What you need to do: Extract every line of the material below and reproduce it faithfully.

Materials provided:
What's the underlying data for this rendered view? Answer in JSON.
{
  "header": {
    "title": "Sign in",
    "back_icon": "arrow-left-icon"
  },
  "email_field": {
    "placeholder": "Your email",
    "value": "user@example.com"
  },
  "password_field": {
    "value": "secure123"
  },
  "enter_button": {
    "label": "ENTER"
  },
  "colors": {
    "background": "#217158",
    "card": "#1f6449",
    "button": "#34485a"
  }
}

Problem solution:
What's the underlying data for this rendered view? Answer in JSON.
{
  "header": {
    "title": "Sign in",
    "back_icon": "arrow-left-icon"
  },
  "email_field": {
    "placeholder": "Your email",
    "value": "user@example.com"
  },
  "password_field": {
    "value": "secure123"
  },
  "enter_button": {
    "label": "ENTER"
  },
  "colors": {
    "background": "#217158",
    "card": "#1f6449",
    "button": "#34485a"
  }
}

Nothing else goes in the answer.